== Required work ==
Where a line contains the word "Unknown", copy that line from the records below.

Images of pages and their text
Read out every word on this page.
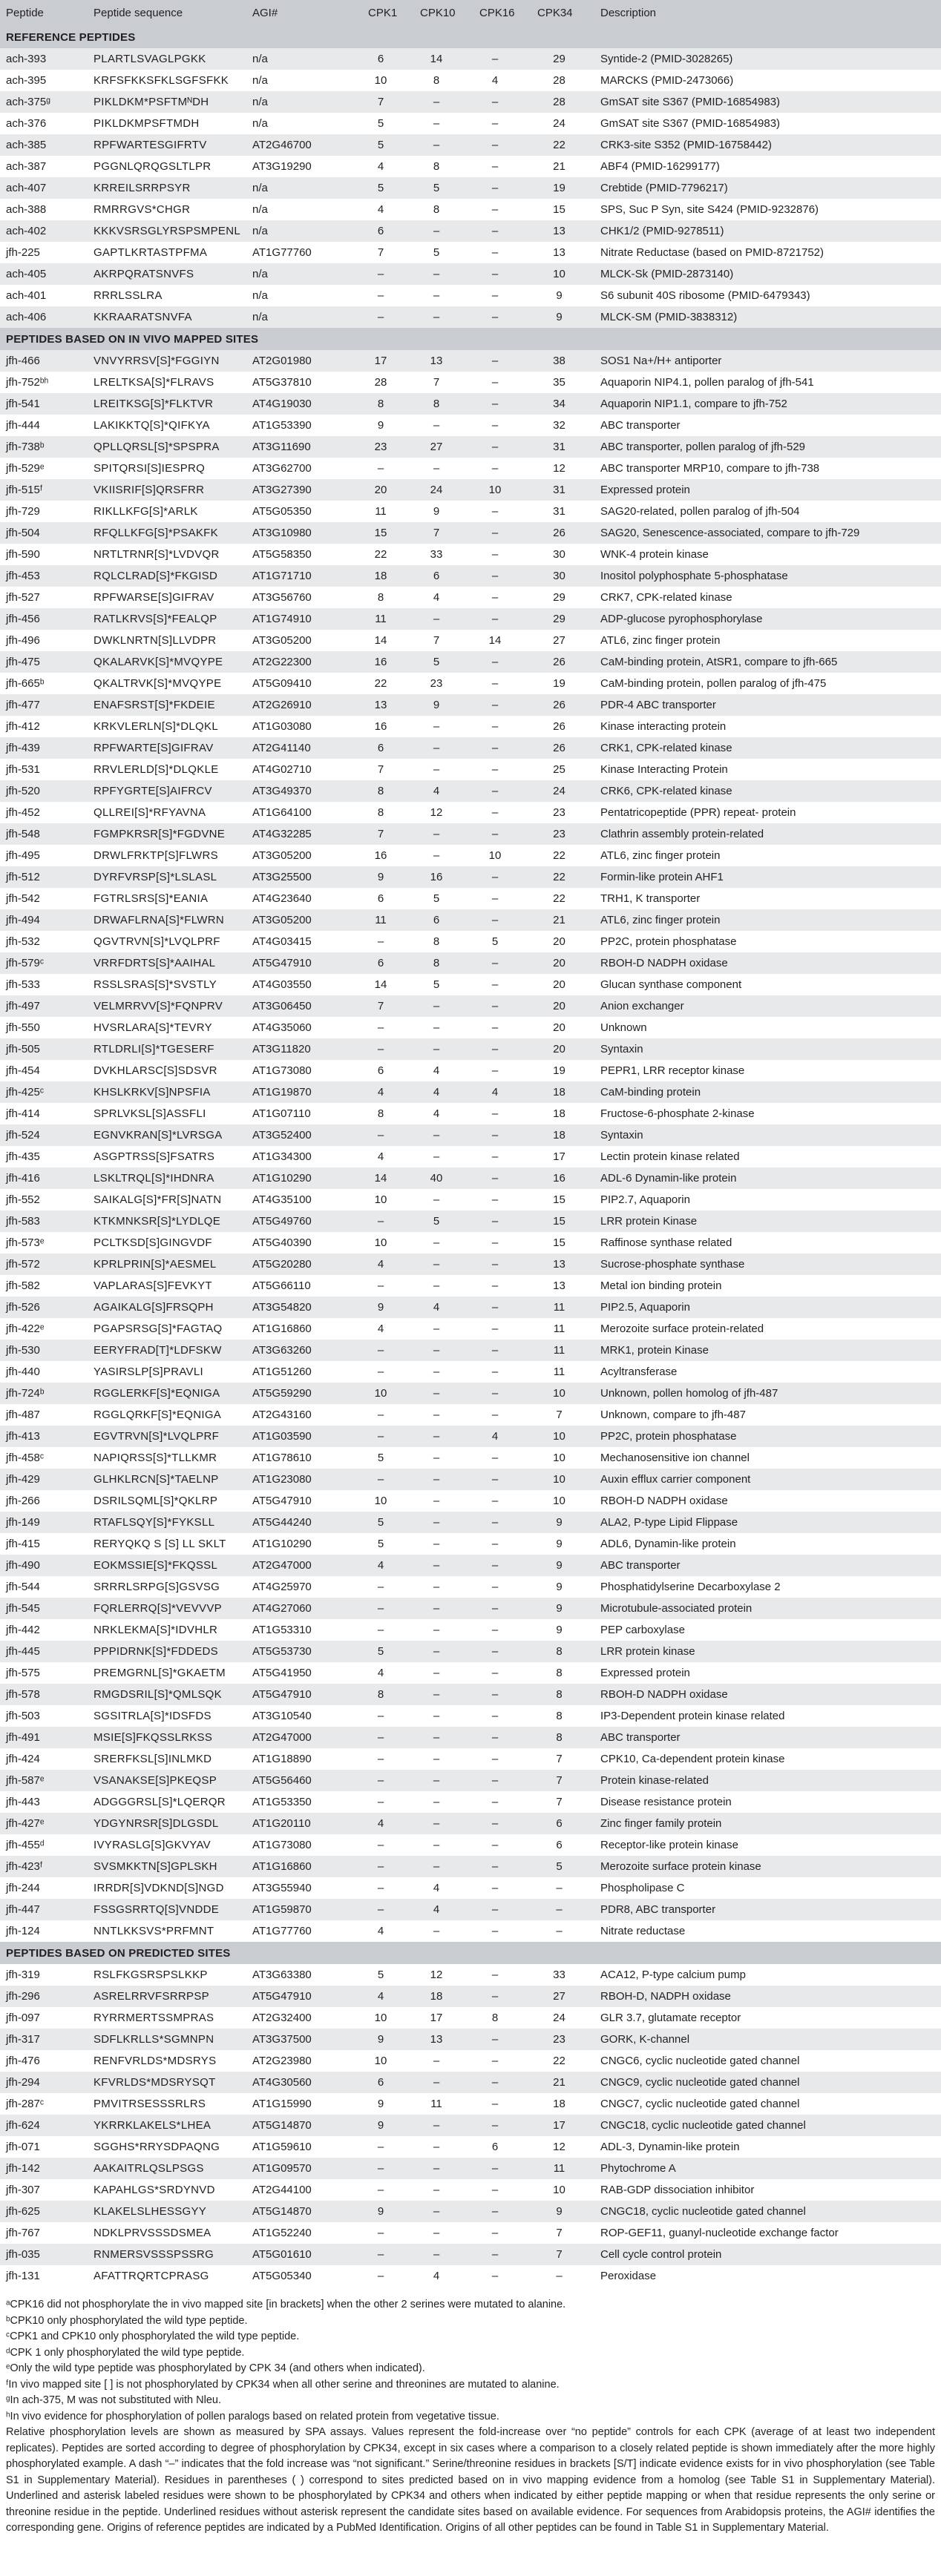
Peptide	Peptide sequence	AGI#	CPK1	CPK10	CPK16	CPK34	Description
REFERENCE PEPTIDES							
ach-393	PLARTLSVAGLPGKK	n/a	6	14	–	29	Syntide-2 (PMID-3028265)
ach-395	KRFSFKKSFKLSGFSFKK	n/a	10	8	4	28	MARCKS (PMID-2473066)
ach-375ᵍ	PIKLDKM*PSFTMᴺDH	n/a	7	–	–	28	GmSAT site S367 (PMID-16854983)
ach-376	PIKLDKMPSFTMDH	n/a	5	–	–	24	GmSAT site S367 (PMID-16854983)
ach-385	RPFWARTESGIFRTV	AT2G46700	5	–	–	22	CRK3-site S352 (PMID-16758442)
ach-387	PGGNLQRQGSLTLPR	AT3G19290	4	8	–	21	ABF4 (PMID-16299177)
ach-407	KRREILSRRPSYR	n/a	5	5	–	19	Crebtide (PMID-7796217)
ach-388	RMRRGVS*CHGR	n/a	4	8	–	15	SPS, Suc P Syn, site S424 (PMID-9232876)
ach-402	KKKVSRSGLYRSPSMPENL	n/a	6	–	–	13	CHK1/2 (PMID-9278511)
jfh-225	GAPTLKRTASTPFMA	AT1G77760	7	5	–	13	Nitrate Reductase (based on PMID-8721752)
ach-405	AKRPQRATSNVFS	n/a	–	–	–	10	MLCK-Sk (PMID-2873140)
ach-401	RRRLSSLRA	n/a	–	–	–	9	S6 subunit 40S ribosome (PMID-6479343)
ach-406	KKRAARATSNVFA	n/a	–	–	–	9	MLCK-SM (PMID-3838312)
PEPTIDES BASED ON IN VIVO MAPPED SITES							
jfh-466	VNVYRRSV[S]*FGGIYN	AT2G01980	17	13	–	38	SOS1 Na+/H+ antiporter
jfh-752ᵇʰ	LRELTKSA[S]*FLRAVS	AT5G37810	28	7	–	35	Aquaporin NIP4.1, pollen paralog of jfh-541
jfh-541	LREITKSG[S]*FLKTVR	AT4G19030	8	8	–	34	Aquaporin NIP1.1, compare to jfh-752
jfh-444	LAKIKKTQ[S]*QIFKYA	AT1G53390	9	–	–	32	ABC transporter
jfh-738ᵇ	QPLLQRSL[S]*SPSPRA	AT3G11690	23	27	–	31	ABC transporter, pollen paralog of jfh-529
jfh-529ᵉ	SPITQRSI[S]IESPRQ	AT3G62700	–	–	–	12	ABC transporter MRP10, compare to jfh-738
jfh-515ᶠ	VKIISRIF[S]QRSFRR	AT3G27390	20	24	10	31	Expressed protein
jfh-729	RIKLLKFG[S]*ARLK	AT5G05350	11	9	–	31	SAG20-related, pollen paralog of jfh-504
jfh-504	RFQLLKFG[S]*PSAKFK	AT3G10980	15	7	–	26	SAG20, Senescence-associated, compare to jfh-729
jfh-590	NRTLTRNR[S]*LVDVQR	AT5G58350	22	33	–	30	WNK-4 protein kinase
jfh-453	RQLCLRAD[S]*FKGISD	AT1G71710	18	6	–	30	Inositol polyphosphate 5-phosphatase
jfh-527	RPFWARSE[S]GIFRAV	AT3G56760	8	4	–	29	CRK7, CPK-related kinase
jfh-456	RATLKRVS[S]*FEALQP	AT1G74910	11	–	–	29	ADP-glucose pyrophosphorylase
jfh-496	DWKLNRTN[S]LLVDPR	AT3G05200	14	7	14	27	ATL6, zinc finger protein
jfh-475	QKALARVK[S]*MVQYPE	AT2G22300	16	5	–	26	CaM-binding protein, AtSR1, compare to jfh-665
jfh-665ᵇ	QKALTRVK[S]*MVQYPE	AT5G09410	22	23	–	19	CaM-binding protein, pollen paralog of jfh-475
jfh-477	ENAFSRST[S]*FKDEIE	AT2G26910	13	9	–	26	PDR-4 ABC transporter
jfh-412	KRKVLERLN[S]*DLQKL	AT1G03080	16	–	–	26	Kinase interacting protein
jfh-439	RPFWARTE[S]GIFRAV	AT2G41140	6	–	–	26	CRK1, CPK-related kinase
jfh-531	RRVLERLD[S]*DLQKLE	AT4G02710	7	–	–	25	Kinase Interacting Protein
jfh-520	RPFYGRTE[S]AIFRCV	AT3G49370	8	4	–	24	CRK6, CPK-related kinase
jfh-452	QLLREI[S]*RFYAVNA	AT1G64100	8	12	–	23	Pentatricopeptide (PPR) repeat- protein
jfh-548	FGMPKRSR[S]*FGDVNE	AT4G32285	7	–	–	23	Clathrin assembly protein-related
jfh-495	DRWLFRKTP[S]FLWRS	AT3G05200	16	–	10	22	ATL6, zinc finger protein
jfh-512	DYRFVRSP[S]*LSLASL	AT3G25500	9	16	–	22	Formin-like protein AHF1
jfh-542	FGTRLSRS[S]*EANIA	AT4G23640	6	5	–	22	TRH1, K transporter
jfh-494	DRWAFLRNA[S]*FLWRN	AT3G05200	11	6	–	21	ATL6, zinc finger protein
jfh-532	QGVTRVN[S]*LVQLPRF	AT4G03415	–	8	5	20	PP2C, protein phosphatase
jfh-579ᶜ	VRRFDRTS[S]*AAIHAL	AT5G47910	6	8	–	20	RBOH-D NADPH oxidase
jfh-533	RSSLSRAS[S]*SVSTLY	AT4G03550	14	5	–	20	Glucan synthase component
jfh-497	VELMRRVV[S]*FQNPRV	AT3G06450	7	–	–	20	Anion exchanger
jfh-550	HVSRLARA[S]*TEVRY	AT4G35060	–	–	–	20	Unknown
jfh-505	RTLDRLI[S]*TGESERF	AT3G11820	–	–	–	20	Syntaxin
jfh-454	DVKHLARSC[S]SDSVR	AT1G73080	6	4	–	19	PEPR1, LRR receptor kinase
jfh-425ᶜ	KHSLKRKV[S]NPSFIA	AT1G19870	4	4	4	18	CaM-binding protein
jfh-414	SPRLVKSL[S]ASSFLI	AT1G07110	8	4	–	18	Fructose-6-phosphate 2-kinase
jfh-524	EGNVKRAN[S]*LVRSGA	AT3G52400	–	–	–	18	Syntaxin
jfh-435	ASGPTRSS[S]FSATRS	AT1G34300	4	–	–	17	Lectin protein kinase related
jfh-416	LSKLTRQL[S]*IHDNRA	AT1G10290	14	40	–	16	ADL-6 Dynamin-like protein
jfh-552	SAIKALG[S]*FR[S]NATN	AT4G35100	10	–	–	15	PIP2.7, Aquaporin
jfh-583	KTKMNKSR[S]*LYDLQE	AT5G49760	–	5	–	15	LRR protein Kinase
jfh-573ᵉ	PCLTKSD[S]GINGVDF	AT5G40390	10	–	–	15	Raffinose synthase related
jfh-572	KPRLPRIN[S]*AESMEL	AT5G20280	4	–	–	13	Sucrose-phosphate synthase
jfh-582	VAPLARAS[S]FEVKYT	AT5G66110	–	–	–	13	Metal ion binding protein
jfh-526	AGAIKALG[S]FRSQPH	AT3G54820	9	4	–	11	PIP2.5, Aquaporin
jfh-422ᵉ	PGAPSRSG[S]*FAGTAQ	AT1G16860	4	–	–	11	Merozoite surface protein-related
jfh-530	EERYFRAD[T]*LDFSKW	AT3G63260	–	–	–	11	MRK1, protein Kinase
jfh-440	YASIRSLP[S]PRAVLI	AT1G51260	–	–	–	11	Acyltransferase
jfh-724ᵇ	RGGLERKF[S]*EQNIGA	AT5G59290	10	–	–	10	Unknown, pollen homolog of jfh-487
jfh-487	RGGLQRKF[S]*EQNIGA	AT2G43160	–	–	–	7	Unknown, compare to jfh-487
jfh-413	EGVTRVN[S]*LVQLPRF	AT1G03590	–	–	4	10	PP2C, protein phosphatase
jfh-458ᶜ	NAPIQRSS[S]*TLLKMR	AT1G78610	5	–	–	10	Mechanosensitive ion channel
jfh-429	GLHKLRCN[S]*TAELNP	AT1G23080	–	–	–	10	Auxin efflux carrier component
jfh-266	DSRILSQML[S]*QKLRP	AT5G47910	10	–	–	10	RBOH-D NADPH oxidase
jfh-149	RTAFLSQY[S]*FYKSLL	AT5G44240	5	–	–	9	ALA2, P-type Lipid Flippase
jfh-415	RERYQKQ S [S] LL SKLT	AT1G10290	5	–	–	9	ADL6, Dynamin-like protein
jfh-490	EOKMSSIE[S]*FKQSSL	AT2G47000	4	–	–	9	ABC transporter
jfh-544	SRRRLSRPG[S]GSVSG	AT4G25970	–	–	–	9	Phosphatidylserine Decarboxylase 2
jfh-545	FQRLERRQ[S]*VEVVVP	AT4G27060	–	–	–	9	Microtubule-associated protein
jfh-442	NRKLEKMA[S]*IDVHLR	AT1G53310	–	–	–	9	PEP carboxylase
jfh-445	PPPIDRNK[S]*FDDEDS	AT5G53730	5	–	–	8	LRR protein kinase
jfh-575	PREMGRNL[S]*GKAETM	AT5G41950	4	–	–	8	Expressed protein
jfh-578	RMGDSRIL[S]*QMLSQK	AT5G47910	8	–	–	8	RBOH-D NADPH oxidase
jfh-503	SGSITRLA[S]*IDSFDS	AT3G10540	–	–	–	8	IP3-Dependent protein kinase related
jfh-491	MSIE[S]FKQSSLRKSS	AT2G47000	–	–	–	8	ABC transporter
jfh-424	SRERFKSL[S]INLMKD	AT1G18890	–	–	–	7	CPK10, Ca-dependent protein kinase
jfh-587ᵉ	VSANAKSE[S]PKEQSP	AT5G56460	–	–	–	7	Protein kinase-related
jfh-443	ADGGGRSL[S]*LQERQR	AT1G53350	–	–	–	7	Disease resistance protein
jfh-427ᵉ	YDGYNRSR[S]DLGSDL	AT1G20110	4	–	–	6	Zinc finger family protein
jfh-455ᵈ	IVYRASLG[S]GKVYAV	AT1G73080	–	–	–	6	Receptor-like protein kinase
jfh-423ᶠ	SVSMKKTN[S]GPLSKH	AT1G16860	–	–	–	5	Merozoite surface protein kinase
jfh-244	IRRDR[S]VDKND[S]NGD	AT3G55940	–	4	–	–	Phospholipase C
jfh-447	FSSGSRRTQ[S]VNDDE	AT1G59870	–	4	–	–	PDR8, ABC transporter
jfh-124	NNTLKKSVS*PRFMNT	AT1G77760	4	–	–	–	Nitrate reductase
PEPTIDES BASED ON PREDICTED SITES							
jfh-319	RSLFKGSRSPSLKKP	AT3G63380	5	12	–	33	ACA12, P-type calcium pump
jfh-296	ASRELRRVFSRRPSP	AT5G47910	4	18	–	27	RBOH-D, NADPH oxidase
jfh-097	RYRRMERTSSMPRAS	AT2G32400	10	17	8	24	GLR 3.7, glutamate receptor
jfh-317	SDFLKRLLS*SGMNPN	AT3G37500	9	13	–	23	GORK, K-channel
jfh-476	RENFVRLDS*MDSRYS	AT2G23980	10	–	–	22	CNGC6, cyclic nucleotide gated channel
jfh-294	KFVRLDS*MDSRYSQT	AT4G30560	6	–	–	21	CNGC9, cyclic nucleotide gated channel
jfh-287ᶜ	PMVITRSESSSRLRS	AT1G15990	9	11	–	18	CNGC7, cyclic nucleotide gated channel
jfh-624	YKRRKLAKELS*LHEA	AT5G14870	9	–	–	17	CNGC18, cyclic nucleotide gated channel
jfh-071	SGGHS*RRYSDPAQNG	AT1G59610	–	–	6	12	ADL-3, Dynamin-like protein
jfh-142	AAKAITRLQSLPSGS	AT1G09570	–	–	–	11	Phytochrome A
jfh-307	KAPAHLGS*SRDYNVD	AT2G44100	–	–	–	10	RAB-GDP dissociation inhibitor
jfh-625	KLAKELSLHESSGYY	AT5G14870	9	–	–	9	CNGC18, cyclic nucleotide gated channel
jfh-767	NDKLPRVSSSDSMEA	AT1G52240	–	–	–	7	ROP-GEF11, guanyl-nucleotide exchange factor
jfh-035	RNMERSVSSSPSSRG	AT5G01610	–	–	–	7	Cell cycle control protein
jfh-131	AFATTRQRTCPRASG	AT5G05340	–	4	–	–	Peroxidase
ᵃCPK16 did not phosphorylate the in vivo mapped site [in brackets] when the other 2 serines were mutated to alanine.
ᵇCPK10 only phosphorylated the wild type peptide.
ᶜCPK1 and CPK10 only phosphorylated the wild type peptide.
ᵈCPK 1 only phosphorylated the wild type peptide.
ᵉOnly the wild type peptide was phosphorylated by CPK 34 (and others when indicated).
ᶠIn vivo mapped site [ ] is not phosphorylated by CPK34 when all other serine and threonines are mutated to alanine.
ᵍIn ach-375, M was not substituted with Nleu.
ʰIn vivo evidence for phosphorylation of pollen paralogs based on related protein from vegetative tissue.
Relative phosphorylation levels are shown as measured by SPA assays. Values represent the fold-increase over “no peptide” controls for each CPK (average of at least two independent replicates). Peptides are sorted according to degree of phosphorylation by CPK34, except in six cases where a comparison to a closely related peptide is shown immediately after the more highly phosphorylated example. A dash “–” indicates that the fold increase was “not significant.” Serine/threonine residues in brackets [S/T] indicate evidence exists for in vivo phosphorylation (see Table S1 in Supplementary Material). Residues in parentheses ( ) correspond to sites predicted based on in vivo mapping evidence from a homolog (see Table S1 in Supplementary Material). Underlined and asterisk labeled residues were shown to be phosphorylated by CPK34 and others when indicated by either peptide mapping or when that residue represents the only serine or threonine residue in the peptide. Underlined residues without asterisk represent the candidate sites based on available evidence. For sequences from Arabidopsis proteins, the AGI# identifies the corresponding gene. Origins of reference peptides are indicated by a PubMed Identification. Origins of all other peptides can be found in Table S1 in Supplementary Material.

== Solution below ==
jfh-550	HVSRLARA[S]*TEVRY	AT4G35060	–	–	–	20	Unknown
jfh-724ᵇ	RGGLERKF[S]*EQNIGA	AT5G59290	10	–	–	10	Unknown, pollen homolog of jfh-487
jfh-487	RGGLQRKF[S]*EQNIGA	AT2G43160	–	–	–	7	Unknown, compare to jfh-487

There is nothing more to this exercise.